== TASK OBJECTIVE ==
Print all entries word for word.

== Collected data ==
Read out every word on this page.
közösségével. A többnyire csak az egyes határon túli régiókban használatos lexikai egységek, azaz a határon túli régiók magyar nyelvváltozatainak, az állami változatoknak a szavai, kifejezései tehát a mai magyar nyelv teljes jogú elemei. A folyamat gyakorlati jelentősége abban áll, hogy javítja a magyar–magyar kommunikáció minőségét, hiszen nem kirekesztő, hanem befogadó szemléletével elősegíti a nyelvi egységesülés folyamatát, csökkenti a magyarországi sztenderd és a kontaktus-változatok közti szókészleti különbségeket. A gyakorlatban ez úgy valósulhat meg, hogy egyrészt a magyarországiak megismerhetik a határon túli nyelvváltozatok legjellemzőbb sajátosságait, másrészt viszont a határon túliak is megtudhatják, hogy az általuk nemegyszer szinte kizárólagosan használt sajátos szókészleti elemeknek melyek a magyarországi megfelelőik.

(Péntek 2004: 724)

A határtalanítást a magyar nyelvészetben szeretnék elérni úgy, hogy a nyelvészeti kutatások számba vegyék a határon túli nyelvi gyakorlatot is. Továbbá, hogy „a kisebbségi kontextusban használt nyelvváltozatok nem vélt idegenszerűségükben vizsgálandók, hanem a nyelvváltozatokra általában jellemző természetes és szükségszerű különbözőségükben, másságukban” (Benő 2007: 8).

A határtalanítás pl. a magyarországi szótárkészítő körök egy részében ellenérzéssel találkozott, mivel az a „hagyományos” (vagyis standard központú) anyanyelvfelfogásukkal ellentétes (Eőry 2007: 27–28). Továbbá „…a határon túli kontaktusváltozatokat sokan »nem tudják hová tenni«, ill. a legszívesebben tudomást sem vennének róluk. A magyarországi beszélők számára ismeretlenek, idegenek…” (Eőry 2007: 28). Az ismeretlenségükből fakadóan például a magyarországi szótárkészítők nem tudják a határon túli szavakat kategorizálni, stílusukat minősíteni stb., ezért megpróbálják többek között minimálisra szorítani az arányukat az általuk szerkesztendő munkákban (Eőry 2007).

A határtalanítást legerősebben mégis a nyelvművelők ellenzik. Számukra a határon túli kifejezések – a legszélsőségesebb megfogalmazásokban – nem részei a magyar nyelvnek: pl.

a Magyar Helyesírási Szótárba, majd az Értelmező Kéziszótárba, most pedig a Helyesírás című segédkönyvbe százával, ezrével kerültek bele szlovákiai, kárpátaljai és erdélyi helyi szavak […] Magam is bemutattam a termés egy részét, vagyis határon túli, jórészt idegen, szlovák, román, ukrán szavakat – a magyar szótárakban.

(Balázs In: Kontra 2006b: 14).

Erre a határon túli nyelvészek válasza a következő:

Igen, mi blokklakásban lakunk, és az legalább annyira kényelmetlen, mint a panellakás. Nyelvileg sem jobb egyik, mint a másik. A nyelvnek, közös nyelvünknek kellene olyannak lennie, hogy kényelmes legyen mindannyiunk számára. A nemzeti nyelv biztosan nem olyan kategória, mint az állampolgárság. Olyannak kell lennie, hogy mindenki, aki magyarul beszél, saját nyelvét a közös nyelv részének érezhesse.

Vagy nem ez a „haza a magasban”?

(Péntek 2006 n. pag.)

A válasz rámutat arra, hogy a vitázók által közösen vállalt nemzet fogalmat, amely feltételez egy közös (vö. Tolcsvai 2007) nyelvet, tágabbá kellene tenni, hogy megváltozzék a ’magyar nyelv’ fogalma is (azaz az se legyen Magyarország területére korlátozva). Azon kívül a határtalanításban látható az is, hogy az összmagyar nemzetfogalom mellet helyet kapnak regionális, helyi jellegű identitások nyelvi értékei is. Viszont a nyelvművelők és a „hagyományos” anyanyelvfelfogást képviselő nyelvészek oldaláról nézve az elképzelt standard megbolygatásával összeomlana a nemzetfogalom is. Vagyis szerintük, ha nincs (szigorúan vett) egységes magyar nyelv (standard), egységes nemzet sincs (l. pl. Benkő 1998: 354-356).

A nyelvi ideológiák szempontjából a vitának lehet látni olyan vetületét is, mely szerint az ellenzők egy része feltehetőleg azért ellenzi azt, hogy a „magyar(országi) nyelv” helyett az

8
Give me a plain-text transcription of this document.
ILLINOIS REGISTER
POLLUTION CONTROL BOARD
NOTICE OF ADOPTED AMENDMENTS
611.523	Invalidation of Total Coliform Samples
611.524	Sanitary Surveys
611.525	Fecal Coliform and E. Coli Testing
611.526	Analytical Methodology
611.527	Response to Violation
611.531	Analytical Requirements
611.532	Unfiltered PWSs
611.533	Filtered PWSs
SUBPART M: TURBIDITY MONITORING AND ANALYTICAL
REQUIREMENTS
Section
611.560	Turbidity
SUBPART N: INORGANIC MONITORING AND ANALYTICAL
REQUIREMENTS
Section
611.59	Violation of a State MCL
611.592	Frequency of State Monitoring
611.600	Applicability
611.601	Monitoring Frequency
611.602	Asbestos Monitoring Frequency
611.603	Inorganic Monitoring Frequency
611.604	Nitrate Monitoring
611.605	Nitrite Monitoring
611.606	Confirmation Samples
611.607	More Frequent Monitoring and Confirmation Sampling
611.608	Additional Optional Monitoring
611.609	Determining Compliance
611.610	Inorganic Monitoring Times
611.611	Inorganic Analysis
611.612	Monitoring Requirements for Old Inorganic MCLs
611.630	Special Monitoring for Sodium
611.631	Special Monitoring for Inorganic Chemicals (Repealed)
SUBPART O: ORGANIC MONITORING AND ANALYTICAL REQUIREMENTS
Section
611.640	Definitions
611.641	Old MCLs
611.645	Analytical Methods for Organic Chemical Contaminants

== RESPONSE ==
Read out every word on this page.
közösségével. A többnyire csak az egyes határon túli régiókban használatos lexikai egységek, azaz a határon túli régiók magyar nyelvváltozatainak, az állami változatoknak a szavai, kifejezései tehát a mai magyar nyelv teljes jogú elemei. A folyamat gyakorlati jelentősége abban áll, hogy javítja a magyar–magyar kommunikáció minőségét, hiszen nem kirekesztő, hanem befogadó szemléletével elősegíti a nyelvi egységesülés folyamatát, csökkenti a magyarországi sztenderd és a kontaktus-változatok közti szókészleti különbségeket. A gyakorlatban ez úgy valósulhat meg, hogy egyrészt a magyarországiak megismerhetik a határon túli nyelvváltozatok legjellemzőbb sajátosságait, másrészt viszont a határon túliak is megtudhatják, hogy az általuk nemegyszer szinte kizárólagosan használt sajátos szókészleti elemeknek melyek a magyarországi megfelelőik.

(Péntek 2004: 724)

A határtalanítást a magyar nyelvészetben szeretnék elérni úgy, hogy a nyelvészeti kutatások számba vegyék a határon túli nyelvi gyakorlatot is. Továbbá, hogy „a kisebbségi kontextusban használt nyelvváltozatok nem vélt idegenszerűségükben vizsgálandók, hanem a nyelvváltozatokra általában jellemző természetes és szükségszerű különbözőségükben, másságukban” (Benő 2007: 8).

A határtalanítás pl. a magyarországi szótárkészítő körök egy részében ellenérzéssel találkozott, mivel az a „hagyományos” (vagyis standard központú) anyanyelvfelfogásukkal ellentétes (Eőry 2007: 27–28). Továbbá „…a határon túli kontaktusváltozatokat sokan »nem tudják hová tenni«, ill. a legszívesebben tudomást sem vennének róluk. A magyarországi beszélők számára ismeretlenek, idegenek…” (Eőry 2007: 28). Az ismeretlenségükből fakadóan például a magyarországi szótárkészítők nem tudják a határon túli szavakat kategorizálni, stílusukat minősíteni stb., ezért megpróbálják többek között minimálisra szorítani az arányukat az általuk szerkesztendő munkákban (Eőry 2007).

A határtalanítást legerősebben mégis a nyelvművelők ellenzik. Számukra a határon túli kifejezések – a legszélsőségesebb megfogalmazásokban – nem részei a magyar nyelvnek: pl.

a Magyar Helyesírási Szótárba, majd az Értelmező Kéziszótárba, most pedig a Helyesírás című segédkönyvbe százával, ezrével kerültek bele szlovákiai, kárpátaljai és erdélyi helyi szavak […] Magam is bemutattam a termés egy részét, vagyis határon túli, jórészt idegen, szlovák, román, ukrán szavakat – a magyar szótárakban.

(Balázs In: Kontra 2006b: 14).

Erre a határon túli nyelvészek válasza a következő:

Igen, mi blokklakásban lakunk, és az legalább annyira kényelmetlen, mint a panellakás. Nyelvileg sem jobb egyik, mint a másik. A nyelvnek, közös nyelvünknek kellene olyannak lennie, hogy kényelmes legyen mindannyiunk számára. A nemzeti nyelv biztosan nem olyan kategória, mint az állampolgárság. Olyannak kell lennie, hogy mindenki, aki magyarul beszél, saját nyelvét a közös nyelv részének érezhesse.

Vagy nem ez a „haza a magasban”?

(Péntek 2006 n. pag.)

A válasz rámutat arra, hogy a vitázók által közösen vállalt nemzet fogalmat, amely feltételez egy közös (vö. Tolcsvai 2007) nyelvet, tágabbá kellene tenni, hogy megváltozzék a ’magyar nyelv’ fogalma is (azaz az se legyen Magyarország területére korlátozva). Azon kívül a határtalanításban látható az is, hogy az összmagyar nemzetfogalom mellet helyet kapnak regionális, helyi jellegű identitások nyelvi értékei is. Viszont a nyelvművelők és a „hagyományos” anyanyelvfelfogást képviselő nyelvészek oldaláról nézve az elképzelt standard megbolygatásával összeomlana a nemzetfogalom is. Vagyis szerintük, ha nincs (szigorúan vett) egységes magyar nyelv (standard), egységes nemzet sincs (l. pl. Benkő 1998: 354-356).

A nyelvi ideológiák szempontjából a vitának lehet látni olyan vetületét is, mely szerint az ellenzők egy része feltehetőleg azért ellenzi azt, hogy a „magyar(országi) nyelv” helyett az

8
Give me a plain-text transcription of this document.
ILLINOIS REGISTER
POLLUTION CONTROL BOARD
NOTICE OF ADOPTED AMENDMENTS
611.523	Invalidation of Total Coliform Samples
611.524	Sanitary Surveys
611.525	Fecal Coliform and E. Coli Testing
611.526	Analytical Methodology
611.527	Response to Violation
611.531	Analytical Requirements
611.532	Unfiltered PWSs
611.533	Filtered PWSs
SUBPART M: TURBIDITY MONITORING AND ANALYTICAL
REQUIREMENTS
Section
611.560	Turbidity
SUBPART N: INORGANIC MONITORING AND ANALYTICAL
REQUIREMENTS
Section
611.59	Violation of a State MCL
611.592	Frequency of State Monitoring
611.600	Applicability
611.601	Monitoring Frequency
611.602	Asbestos Monitoring Frequency
611.603	Inorganic Monitoring Frequency
611.604	Nitrate Monitoring
611.605	Nitrite Monitoring
611.606	Confirmation Samples
611.607	More Frequent Monitoring and Confirmation Sampling
611.608	Additional Optional Monitoring
611.609	Determining Compliance
611.610	Inorganic Monitoring Times
611.611	Inorganic Analysis
611.612	Monitoring Requirements for Old Inorganic MCLs
611.630	Special Monitoring for Sodium
611.631	Special Monitoring for Inorganic Chemicals (Repealed)
SUBPART O: ORGANIC MONITORING AND ANALYTICAL REQUIREMENTS
Section
611.640	Definitions
611.641	Old MCLs
611.645	Analytical Methods for Organic Chemical Contaminants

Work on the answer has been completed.